Stated goal:
Each line of the listing must be transcribed exactly, except for the images, which should be excluded.

Records from a dataset:
......

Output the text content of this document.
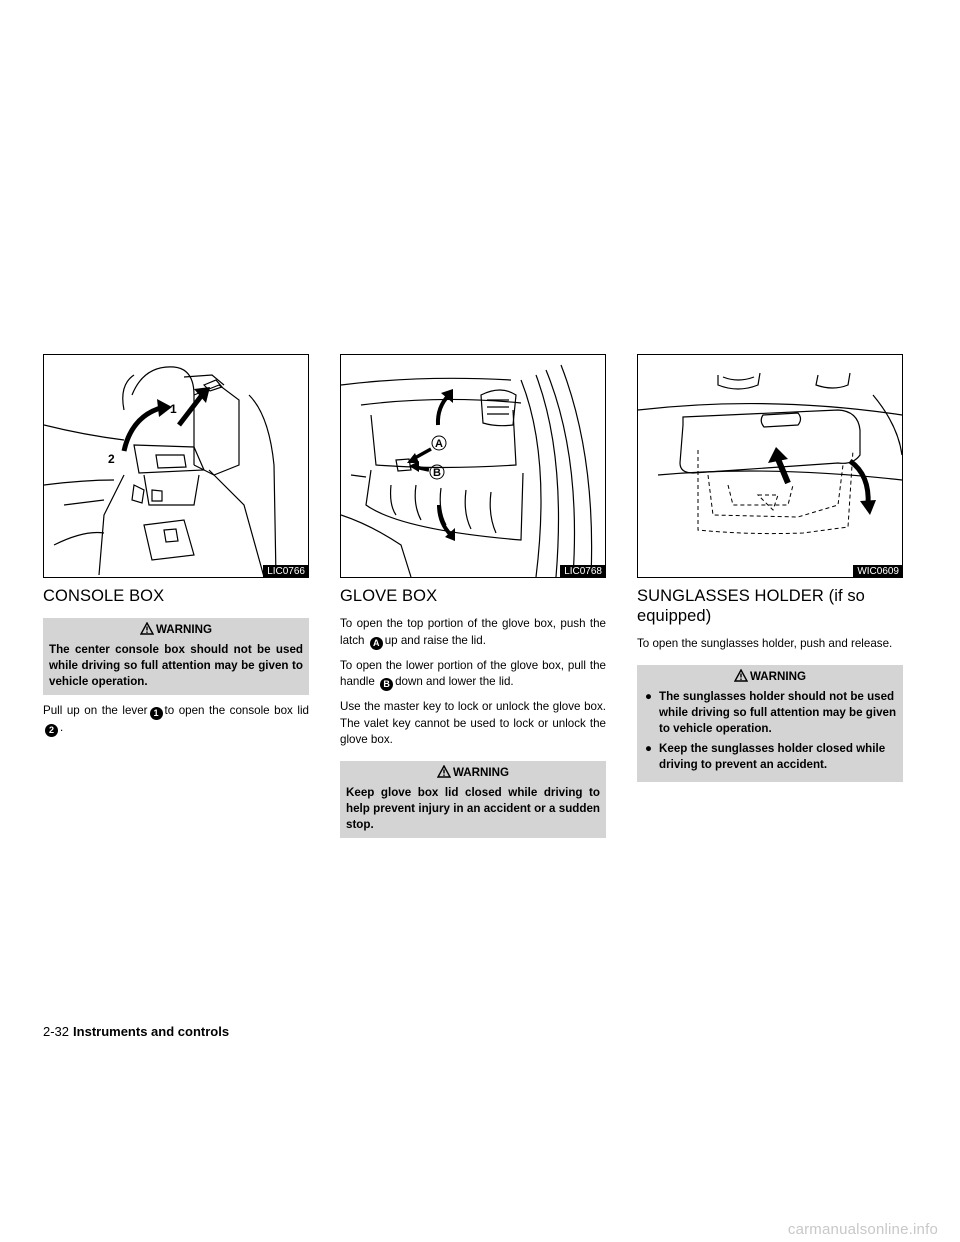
1
2
LIC0766
CONSOLE BOX
WARNING
The center console box should not be used while driving so full attention may be given to vehicle operation.

Pull up on the lever 1 to open the console box lid 2 .

A
B
LIC0768
GLOVE BOX

To open the top portion of the glove box, push the latch A up and raise the lid.

To open the lower portion of the glove box, pull the handle B down and lower the lid.

Use the master key to lock or unlock the glove box. The valet key cannot be used to lock or unlock the glove box.

WARNING
Keep glove box lid closed while driving to help prevent injury in an accident or a sudden stop.
WIC0609
SUNGLASSES HOLDER (if so equipped)

To open the sunglasses holder, push and release.

WARNING
● The sunglasses holder should not be used while driving so full attention may be given to vehicle operation.
● Keep the sunglasses holder closed while driving to prevent an accident.
2-32 Instruments and controls
carmanualsonline.info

......

Result of the task:
Output the text content of this document.
1
2
LIC0766
CONSOLE BOX
WARNING
The center console box should not be used while driving so full attention may be given to vehicle operation.

Pull up on the lever 1 to open the console box lid 2 .

A
B
LIC0768
GLOVE BOX

To open the top portion of the glove box, push the latch A up and raise the lid.

To open the lower portion of the glove box, pull the handle B down and lower the lid.

Use the master key to lock or unlock the glove box. The valet key cannot be used to lock or unlock the glove box.

WARNING
Keep glove box lid closed while driving to help prevent injury in an accident or a sudden stop.
WIC0609
SUNGLASSES HOLDER (if so equipped)

To open the sunglasses holder, push and release.

WARNING
● The sunglasses holder should not be used while driving so full attention may be given to vehicle operation.
● Keep the sunglasses holder closed while driving to prevent an accident.
2-32 Instruments and controls
carmanualsonline.info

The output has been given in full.